The task: Which lines of the records contain "icon"? Collect every one of them.

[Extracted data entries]
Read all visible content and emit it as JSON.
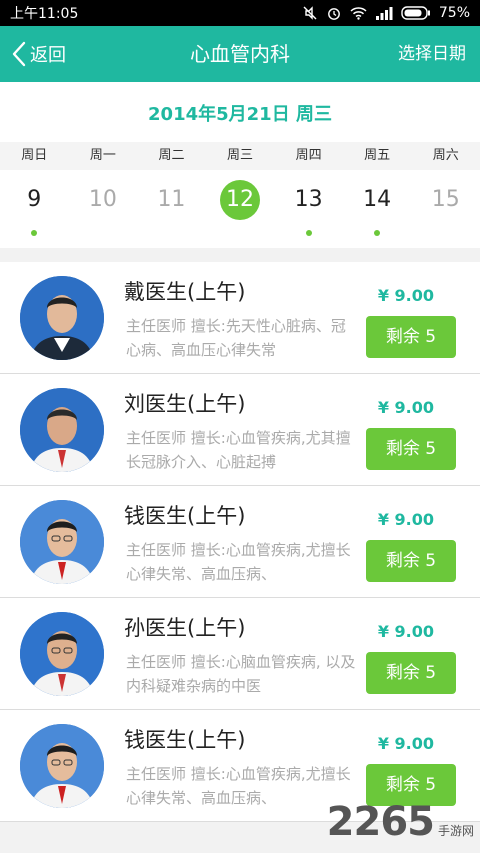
{
  "status": {
    "time": "上午11:05",
    "battery": "75%"
  },
  "header": {
    "back_label": "返回",
    "title": "心血管内科",
    "pick_date": "选择日期"
  },
  "calendar": {
    "date_label": "2014年5月21日  周三",
    "weekdays": [
      "周日",
      "周一",
      "周二",
      "周三",
      "周四",
      "周五",
      "周六"
    ],
    "days": [
      {
        "num": "9",
        "dot": true
      },
      {
        "num": "10",
        "dot": false
      },
      {
        "num": "11",
        "dot": false
      },
      {
        "num": "12",
        "dot": false,
        "selected": true
      },
      {
        "num": "13",
        "dot": true
      },
      {
        "num": "14",
        "dot": true
      },
      {
        "num": "15",
        "dot": false
      }
    ],
    "accent": "#1fb8a0",
    "selected_color": "#6bc83a"
  },
  "doctors": [
    {
      "name": "戴医生(上午)",
      "desc": "主任医师  擅长:先天性心脏病、冠心病、高血压心律失常",
      "price": "¥ 9.00",
      "remain": "剩余 5"
    },
    {
      "name": "刘医生(上午)",
      "desc": "主任医师  擅长:心血管疾病,尤其擅长冠脉介入、心脏起搏",
      "price": "¥ 9.00",
      "remain": "剩余 5"
    },
    {
      "name": "钱医生(上午)",
      "desc": "主任医师  擅长:心血管疾病,尤擅长心律失常、高血压病、",
      "price": "¥ 9.00",
      "remain": "剩余 5"
    },
    {
      "name": "孙医生(上午)",
      "desc": "主任医师  擅长:心脑血管疾病, 以及内科疑难杂病的中医",
      "price": "¥ 9.00",
      "remain": "剩余 5"
    },
    {
      "name": "钱医生(上午)",
      "desc": "主任医师  擅长:心血管疾病,尤擅长心律失常、高血压病、",
      "price": "¥ 9.00",
      "remain": "剩余 5"
    }
  ],
  "watermark": {
    "number": "2265",
    "text": "手游网"
  }
}
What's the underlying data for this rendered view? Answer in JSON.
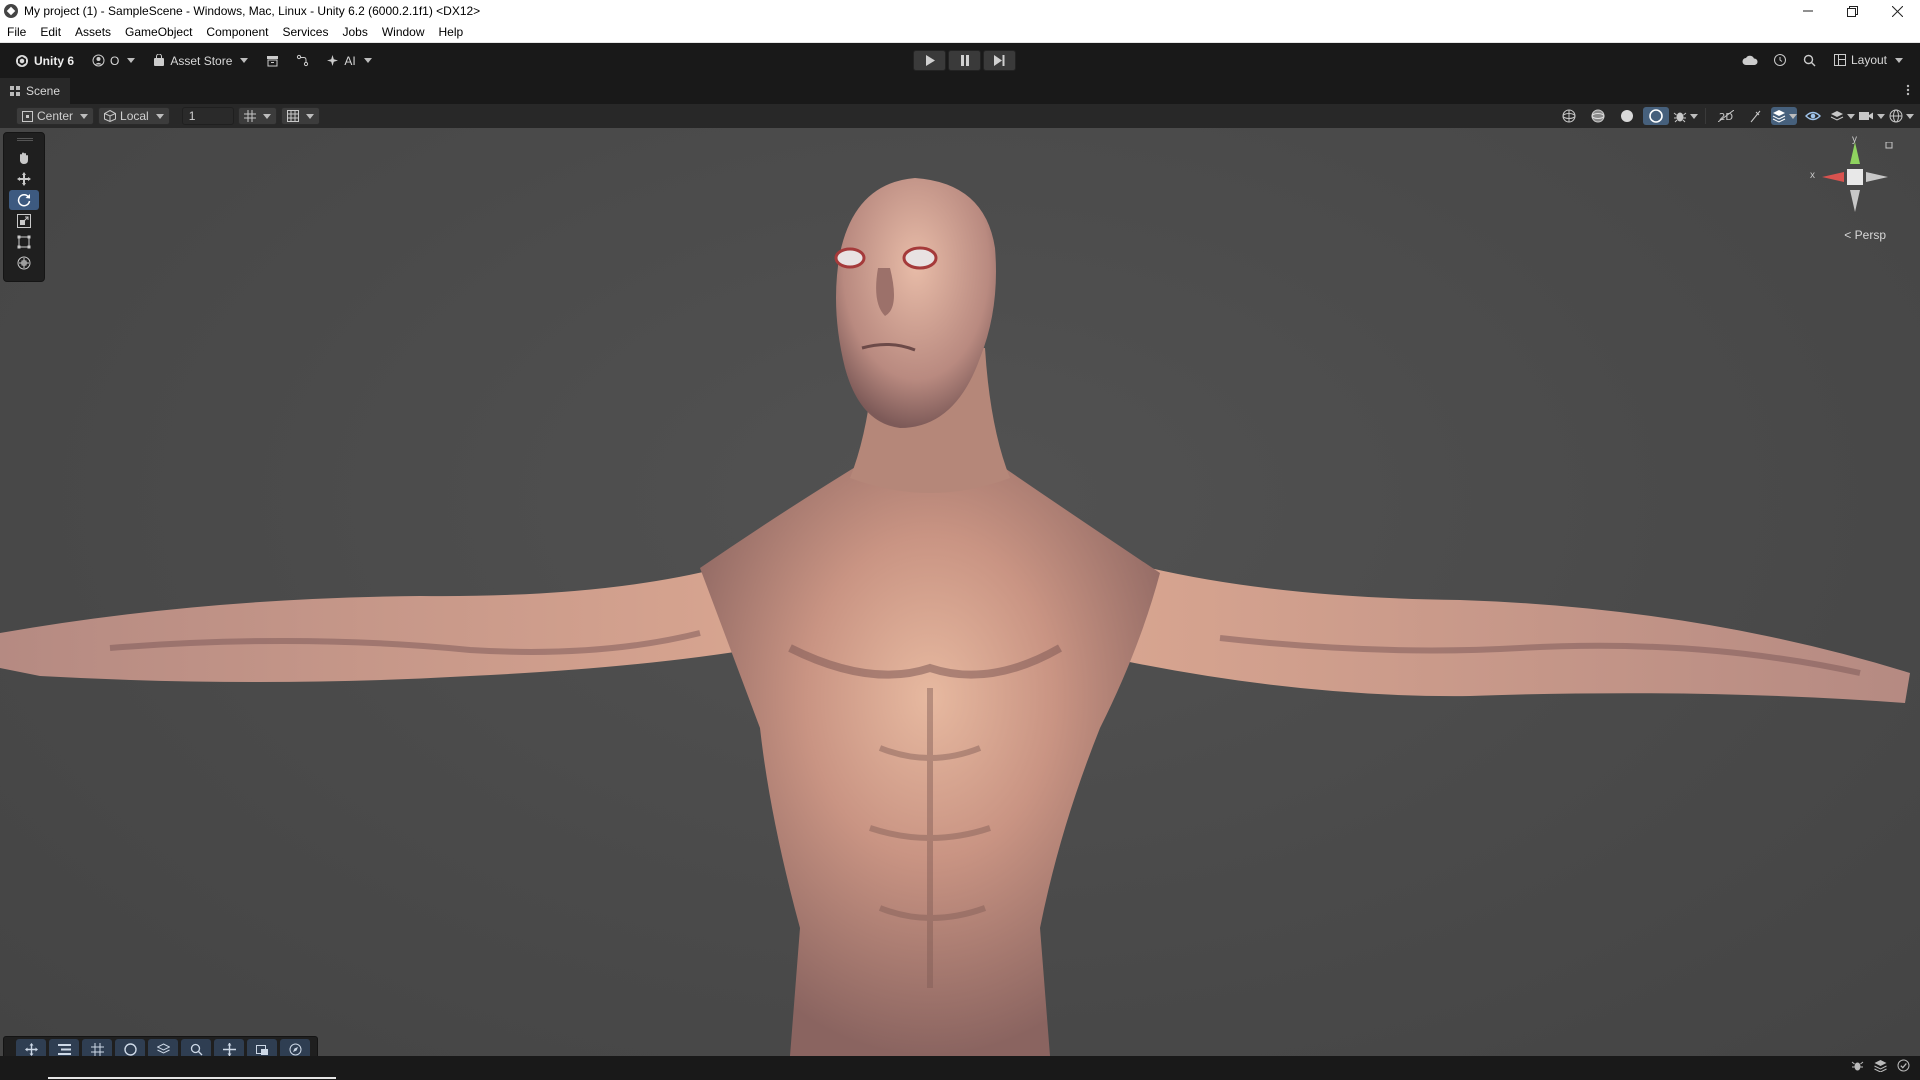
{
  "window": {
    "title": "My project (1) - SampleScene - Windows, Mac, Linux - Unity 6.2 (6000.2.1f1) <DX12>",
    "controls": [
      "minimize-icon",
      "restore-icon",
      "close-icon"
    ]
  },
  "menubar": {
    "items": [
      "File",
      "Edit",
      "Assets",
      "GameObject",
      "Component",
      "Services",
      "Jobs",
      "Window",
      "Help"
    ]
  },
  "toolbar": {
    "unity_label": "Unity 6",
    "account_label": "O",
    "asset_store_label": "Asset Store",
    "ai_label": "AI",
    "layout_label": "Layout"
  },
  "scene_tab": {
    "label": "Scene"
  },
  "scene_toolbar": {
    "pivot_label": "Center",
    "space_label": "Local",
    "snap_value": "1"
  },
  "viewport": {
    "gizmo_x": "x",
    "gizmo_y": "y",
    "persp_label": "< Persp",
    "background_color": "#4a4a4a",
    "active_tool": "rotate"
  },
  "colors": {
    "accent": "#46607c",
    "toolbar_bg": "#191919",
    "panel_bg": "#282828"
  }
}
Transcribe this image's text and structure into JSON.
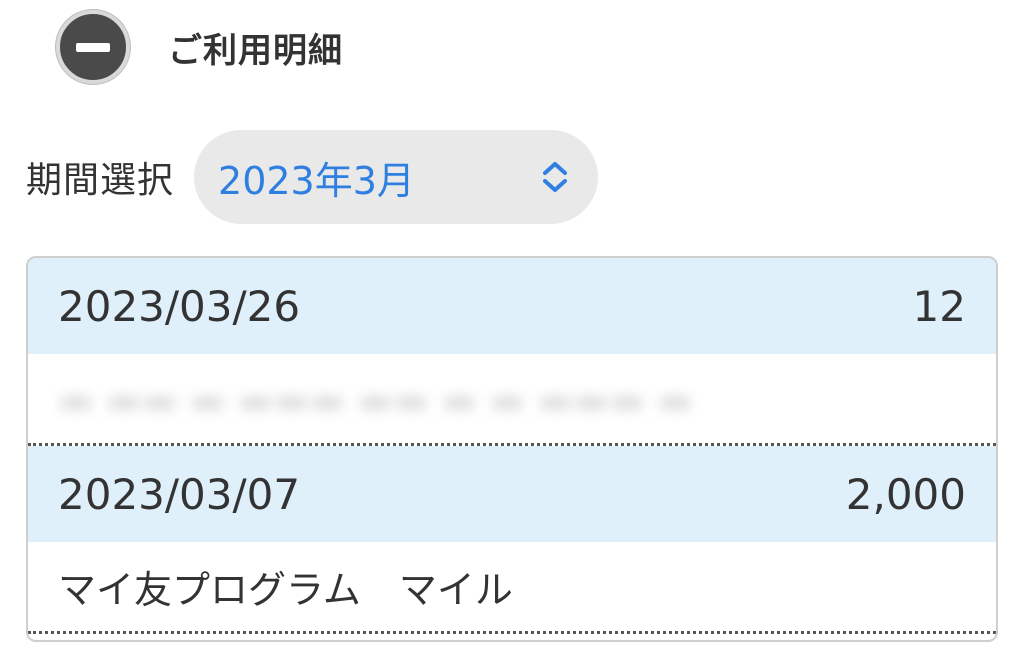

The output:
      "minimize-icon",
      "restore-icon",
      "close-icon"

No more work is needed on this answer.